## WORK INSTRUCTIONS
How many of the lines below hold the word "EXCEL"? Answer only with the number.
***** DATA SHOWN
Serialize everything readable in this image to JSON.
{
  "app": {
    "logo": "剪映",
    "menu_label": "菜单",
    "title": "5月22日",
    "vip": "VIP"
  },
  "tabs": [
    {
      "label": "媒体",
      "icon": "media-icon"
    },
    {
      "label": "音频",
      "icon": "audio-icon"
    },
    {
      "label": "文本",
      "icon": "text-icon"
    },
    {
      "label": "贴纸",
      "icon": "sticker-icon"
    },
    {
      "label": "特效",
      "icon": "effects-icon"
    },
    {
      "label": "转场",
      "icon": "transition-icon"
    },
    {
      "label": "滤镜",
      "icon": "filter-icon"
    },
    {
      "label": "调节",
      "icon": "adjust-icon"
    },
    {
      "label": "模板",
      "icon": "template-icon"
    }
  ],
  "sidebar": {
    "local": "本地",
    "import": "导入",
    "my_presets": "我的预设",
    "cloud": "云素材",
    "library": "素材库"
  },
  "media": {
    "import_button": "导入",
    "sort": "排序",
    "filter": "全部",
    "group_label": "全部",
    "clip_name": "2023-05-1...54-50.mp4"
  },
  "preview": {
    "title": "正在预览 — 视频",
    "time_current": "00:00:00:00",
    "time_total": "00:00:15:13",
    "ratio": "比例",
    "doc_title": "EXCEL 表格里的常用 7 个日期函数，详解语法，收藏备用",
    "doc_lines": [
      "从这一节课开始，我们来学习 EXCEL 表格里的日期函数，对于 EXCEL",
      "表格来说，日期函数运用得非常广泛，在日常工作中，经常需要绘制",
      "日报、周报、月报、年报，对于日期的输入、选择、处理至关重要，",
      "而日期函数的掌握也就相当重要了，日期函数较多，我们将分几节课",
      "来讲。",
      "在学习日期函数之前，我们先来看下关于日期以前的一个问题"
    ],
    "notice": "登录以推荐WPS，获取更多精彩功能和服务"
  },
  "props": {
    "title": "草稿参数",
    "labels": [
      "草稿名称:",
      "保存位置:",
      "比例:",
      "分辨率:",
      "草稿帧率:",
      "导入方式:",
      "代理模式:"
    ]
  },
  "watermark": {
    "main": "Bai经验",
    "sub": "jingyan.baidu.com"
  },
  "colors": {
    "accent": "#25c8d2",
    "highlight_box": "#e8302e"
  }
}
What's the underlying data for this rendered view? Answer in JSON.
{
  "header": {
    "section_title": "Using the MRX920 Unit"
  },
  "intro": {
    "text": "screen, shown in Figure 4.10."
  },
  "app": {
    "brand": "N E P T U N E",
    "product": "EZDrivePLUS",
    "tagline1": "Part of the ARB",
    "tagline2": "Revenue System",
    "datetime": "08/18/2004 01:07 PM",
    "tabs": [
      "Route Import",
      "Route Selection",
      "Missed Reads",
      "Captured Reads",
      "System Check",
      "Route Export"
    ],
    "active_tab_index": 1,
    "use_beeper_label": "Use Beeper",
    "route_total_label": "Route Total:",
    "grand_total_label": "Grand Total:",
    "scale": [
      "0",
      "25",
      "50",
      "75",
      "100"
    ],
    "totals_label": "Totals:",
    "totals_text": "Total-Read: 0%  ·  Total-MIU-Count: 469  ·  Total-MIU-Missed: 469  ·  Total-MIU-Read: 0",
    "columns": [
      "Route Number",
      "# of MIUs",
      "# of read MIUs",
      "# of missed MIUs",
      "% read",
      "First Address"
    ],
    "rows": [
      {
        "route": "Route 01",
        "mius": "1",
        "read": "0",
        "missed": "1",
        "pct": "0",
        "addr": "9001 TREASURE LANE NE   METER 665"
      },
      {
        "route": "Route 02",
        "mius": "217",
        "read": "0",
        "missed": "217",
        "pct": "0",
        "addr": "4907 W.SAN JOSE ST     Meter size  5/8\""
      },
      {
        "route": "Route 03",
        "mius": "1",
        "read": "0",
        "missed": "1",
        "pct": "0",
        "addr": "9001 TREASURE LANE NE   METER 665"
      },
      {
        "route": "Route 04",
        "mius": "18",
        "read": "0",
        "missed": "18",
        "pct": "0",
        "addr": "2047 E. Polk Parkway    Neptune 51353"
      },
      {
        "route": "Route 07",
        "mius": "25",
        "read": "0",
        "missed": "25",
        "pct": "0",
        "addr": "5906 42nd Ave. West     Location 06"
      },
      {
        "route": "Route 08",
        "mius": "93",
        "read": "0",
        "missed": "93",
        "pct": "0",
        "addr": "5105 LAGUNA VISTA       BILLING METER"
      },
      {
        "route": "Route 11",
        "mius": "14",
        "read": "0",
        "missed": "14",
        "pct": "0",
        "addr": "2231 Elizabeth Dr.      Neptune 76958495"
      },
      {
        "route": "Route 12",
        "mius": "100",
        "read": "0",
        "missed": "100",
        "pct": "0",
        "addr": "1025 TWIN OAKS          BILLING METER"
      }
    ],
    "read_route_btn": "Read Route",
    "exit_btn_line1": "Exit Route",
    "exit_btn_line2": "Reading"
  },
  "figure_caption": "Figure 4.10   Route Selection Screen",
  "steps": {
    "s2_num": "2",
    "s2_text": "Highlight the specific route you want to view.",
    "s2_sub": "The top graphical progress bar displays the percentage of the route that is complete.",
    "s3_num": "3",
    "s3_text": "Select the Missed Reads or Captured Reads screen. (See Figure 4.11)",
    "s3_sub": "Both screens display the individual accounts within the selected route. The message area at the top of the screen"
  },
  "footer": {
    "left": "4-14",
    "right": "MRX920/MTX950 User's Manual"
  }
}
**********
## EXERCISE OUTPUT
2